* Records to use:
::::

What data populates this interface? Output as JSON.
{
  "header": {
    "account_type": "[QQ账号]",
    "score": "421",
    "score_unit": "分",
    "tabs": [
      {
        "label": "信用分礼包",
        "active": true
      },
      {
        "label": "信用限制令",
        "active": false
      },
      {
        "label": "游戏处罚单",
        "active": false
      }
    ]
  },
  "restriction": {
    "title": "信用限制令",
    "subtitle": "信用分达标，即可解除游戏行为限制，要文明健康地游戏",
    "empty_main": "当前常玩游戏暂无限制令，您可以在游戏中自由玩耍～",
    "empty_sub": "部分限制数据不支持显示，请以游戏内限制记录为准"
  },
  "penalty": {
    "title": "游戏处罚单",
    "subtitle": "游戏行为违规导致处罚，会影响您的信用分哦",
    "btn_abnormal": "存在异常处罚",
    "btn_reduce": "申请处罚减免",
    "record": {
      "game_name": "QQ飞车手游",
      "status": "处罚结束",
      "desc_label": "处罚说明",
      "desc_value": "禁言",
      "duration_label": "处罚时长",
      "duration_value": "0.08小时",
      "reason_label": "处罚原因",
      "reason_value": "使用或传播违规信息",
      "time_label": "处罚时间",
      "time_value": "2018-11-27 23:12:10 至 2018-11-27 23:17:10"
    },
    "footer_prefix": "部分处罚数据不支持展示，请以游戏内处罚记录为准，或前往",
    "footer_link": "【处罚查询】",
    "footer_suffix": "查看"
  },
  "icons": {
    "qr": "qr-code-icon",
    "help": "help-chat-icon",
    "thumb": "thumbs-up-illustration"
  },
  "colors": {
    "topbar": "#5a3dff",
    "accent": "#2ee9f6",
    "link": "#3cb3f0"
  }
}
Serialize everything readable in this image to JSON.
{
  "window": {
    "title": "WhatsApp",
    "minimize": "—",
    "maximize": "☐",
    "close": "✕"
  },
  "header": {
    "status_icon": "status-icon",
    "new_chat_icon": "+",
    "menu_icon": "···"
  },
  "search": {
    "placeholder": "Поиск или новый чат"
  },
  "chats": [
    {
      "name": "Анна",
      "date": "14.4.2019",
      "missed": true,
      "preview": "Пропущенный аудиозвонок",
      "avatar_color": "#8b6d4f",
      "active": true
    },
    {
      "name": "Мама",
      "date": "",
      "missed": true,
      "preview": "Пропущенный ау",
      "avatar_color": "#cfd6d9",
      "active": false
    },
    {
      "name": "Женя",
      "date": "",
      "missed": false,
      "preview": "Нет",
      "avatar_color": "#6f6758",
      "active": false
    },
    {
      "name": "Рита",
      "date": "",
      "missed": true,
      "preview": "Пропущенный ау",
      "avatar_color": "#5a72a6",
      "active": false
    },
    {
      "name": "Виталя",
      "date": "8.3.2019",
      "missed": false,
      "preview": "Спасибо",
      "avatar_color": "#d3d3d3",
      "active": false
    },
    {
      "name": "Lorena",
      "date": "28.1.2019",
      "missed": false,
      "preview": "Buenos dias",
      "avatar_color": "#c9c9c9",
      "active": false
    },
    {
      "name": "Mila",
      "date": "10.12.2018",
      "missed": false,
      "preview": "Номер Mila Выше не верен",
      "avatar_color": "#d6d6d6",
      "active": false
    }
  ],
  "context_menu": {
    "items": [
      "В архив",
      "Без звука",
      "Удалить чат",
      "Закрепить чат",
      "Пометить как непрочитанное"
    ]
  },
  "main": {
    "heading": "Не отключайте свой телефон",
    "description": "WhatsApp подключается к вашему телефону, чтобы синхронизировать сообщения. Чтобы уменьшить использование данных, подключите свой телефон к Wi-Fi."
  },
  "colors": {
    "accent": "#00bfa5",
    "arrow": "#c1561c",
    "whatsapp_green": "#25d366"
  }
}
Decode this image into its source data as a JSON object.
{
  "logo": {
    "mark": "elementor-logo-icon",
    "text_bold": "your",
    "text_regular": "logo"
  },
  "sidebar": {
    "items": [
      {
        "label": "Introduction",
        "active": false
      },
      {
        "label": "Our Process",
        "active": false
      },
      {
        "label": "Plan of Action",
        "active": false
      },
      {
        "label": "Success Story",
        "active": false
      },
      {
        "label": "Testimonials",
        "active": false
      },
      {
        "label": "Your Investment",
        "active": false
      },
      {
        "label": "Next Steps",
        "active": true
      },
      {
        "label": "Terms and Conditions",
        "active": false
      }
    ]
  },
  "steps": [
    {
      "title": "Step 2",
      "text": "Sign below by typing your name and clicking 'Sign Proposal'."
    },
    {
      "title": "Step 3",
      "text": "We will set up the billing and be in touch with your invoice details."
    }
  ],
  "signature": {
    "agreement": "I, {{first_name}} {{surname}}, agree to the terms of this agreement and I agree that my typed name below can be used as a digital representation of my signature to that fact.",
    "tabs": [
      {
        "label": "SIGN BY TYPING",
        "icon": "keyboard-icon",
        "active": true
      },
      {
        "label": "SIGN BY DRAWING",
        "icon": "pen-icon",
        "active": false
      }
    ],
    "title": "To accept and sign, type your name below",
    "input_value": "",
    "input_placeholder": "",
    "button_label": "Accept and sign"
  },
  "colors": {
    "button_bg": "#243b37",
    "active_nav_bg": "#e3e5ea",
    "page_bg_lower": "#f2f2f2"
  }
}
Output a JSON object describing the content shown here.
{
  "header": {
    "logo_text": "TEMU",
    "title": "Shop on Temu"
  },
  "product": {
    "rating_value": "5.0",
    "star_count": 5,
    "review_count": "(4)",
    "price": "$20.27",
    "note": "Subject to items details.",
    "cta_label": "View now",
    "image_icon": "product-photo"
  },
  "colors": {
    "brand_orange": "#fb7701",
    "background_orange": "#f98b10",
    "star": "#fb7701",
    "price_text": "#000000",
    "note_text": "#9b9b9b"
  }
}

::::

* Your task:
Pull every line containing the word "Output" out of the entries above.

* Answer in full:
What data populates this interface? Output as JSON.
Output a JSON object describing the content shown here.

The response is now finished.